*Input records:*

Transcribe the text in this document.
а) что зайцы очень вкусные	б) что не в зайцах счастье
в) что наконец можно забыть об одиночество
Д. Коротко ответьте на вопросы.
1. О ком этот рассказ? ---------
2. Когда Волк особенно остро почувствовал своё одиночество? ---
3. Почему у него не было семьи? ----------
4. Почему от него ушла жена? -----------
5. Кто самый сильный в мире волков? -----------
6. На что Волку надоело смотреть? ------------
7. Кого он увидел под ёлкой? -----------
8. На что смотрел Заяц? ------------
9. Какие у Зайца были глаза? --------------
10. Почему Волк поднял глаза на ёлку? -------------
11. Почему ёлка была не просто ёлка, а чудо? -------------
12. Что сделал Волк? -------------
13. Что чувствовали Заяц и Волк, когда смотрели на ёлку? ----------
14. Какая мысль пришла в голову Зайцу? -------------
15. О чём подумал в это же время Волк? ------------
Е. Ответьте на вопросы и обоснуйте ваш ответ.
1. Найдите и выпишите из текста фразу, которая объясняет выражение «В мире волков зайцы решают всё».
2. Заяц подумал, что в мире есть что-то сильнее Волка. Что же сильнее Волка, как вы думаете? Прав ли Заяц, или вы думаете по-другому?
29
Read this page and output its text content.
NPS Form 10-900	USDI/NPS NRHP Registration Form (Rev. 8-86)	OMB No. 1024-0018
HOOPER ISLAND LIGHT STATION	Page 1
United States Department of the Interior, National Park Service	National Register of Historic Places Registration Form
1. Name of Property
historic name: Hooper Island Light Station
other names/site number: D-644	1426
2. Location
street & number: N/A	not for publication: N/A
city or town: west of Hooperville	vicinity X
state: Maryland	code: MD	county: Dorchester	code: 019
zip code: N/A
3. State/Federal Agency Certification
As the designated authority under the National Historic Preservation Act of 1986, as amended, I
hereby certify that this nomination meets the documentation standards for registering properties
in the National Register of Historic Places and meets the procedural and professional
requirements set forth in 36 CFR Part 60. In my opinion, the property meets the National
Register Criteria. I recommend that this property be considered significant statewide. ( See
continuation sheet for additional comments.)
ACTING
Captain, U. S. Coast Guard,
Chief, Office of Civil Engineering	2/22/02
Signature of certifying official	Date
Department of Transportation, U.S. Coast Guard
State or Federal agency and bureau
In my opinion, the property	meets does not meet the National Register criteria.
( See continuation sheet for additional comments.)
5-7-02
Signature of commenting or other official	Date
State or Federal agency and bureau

*Goal:*
Retype all of the data shown above, word for word.

*Exercise output:*
Transcribe the text in this document.
а) что зайцы очень вкусные	б) что не в зайцах счастье
в) что наконец можно забыть об одиночество
Д. Коротко ответьте на вопросы.
1. О ком этот рассказ? ---------
2. Когда Волк особенно остро почувствовал своё одиночество? ---
3. Почему у него не было семьи? ----------
4. Почему от него ушла жена? -----------
5. Кто самый сильный в мире волков? -----------
6. На что Волку надоело смотреть? ------------
7. Кого он увидел под ёлкой? -----------
8. На что смотрел Заяц? ------------
9. Какие у Зайца были глаза? --------------
10. Почему Волк поднял глаза на ёлку? -------------
11. Почему ёлка была не просто ёлка, а чудо? -------------
12. Что сделал Волк? -------------
13. Что чувствовали Заяц и Волк, когда смотрели на ёлку? ----------
14. Какая мысль пришла в голову Зайцу? -------------
15. О чём подумал в это же время Волк? ------------
Е. Ответьте на вопросы и обоснуйте ваш ответ.
1. Найдите и выпишите из текста фразу, которая объясняет выражение «В мире волков зайцы решают всё».
2. Заяц подумал, что в мире есть что-то сильнее Волка. Что же сильнее Волка, как вы думаете? Прав ли Заяц, или вы думаете по-другому?
29
Read this page and output its text content.
NPS Form 10-900	USDI/NPS NRHP Registration Form (Rev. 8-86)	OMB No. 1024-0018
HOOPER ISLAND LIGHT STATION	Page 1
United States Department of the Interior, National Park Service	National Register of Historic Places Registration Form
1. Name of Property
historic name: Hooper Island Light Station
other names/site number: D-644	1426
2. Location
street & number: N/A	not for publication: N/A
city or town: west of Hooperville	vicinity X
state: Maryland	code: MD	county: Dorchester	code: 019
zip code: N/A
3. State/Federal Agency Certification
As the designated authority under the National Historic Preservation Act of 1986, as amended, I
hereby certify that this nomination meets the documentation standards for registering properties
in the National Register of Historic Places and meets the procedural and professional
requirements set forth in 36 CFR Part 60. In my opinion, the property meets the National
Register Criteria. I recommend that this property be considered significant statewide. ( See
continuation sheet for additional comments.)
ACTING
Captain, U. S. Coast Guard,
Chief, Office of Civil Engineering	2/22/02
Signature of certifying official	Date
Department of Transportation, U.S. Coast Guard
State or Federal agency and bureau
In my opinion, the property	meets does not meet the National Register criteria.
( See continuation sheet for additional comments.)
5-7-02
Signature of commenting or other official	Date
State or Federal agency and bureau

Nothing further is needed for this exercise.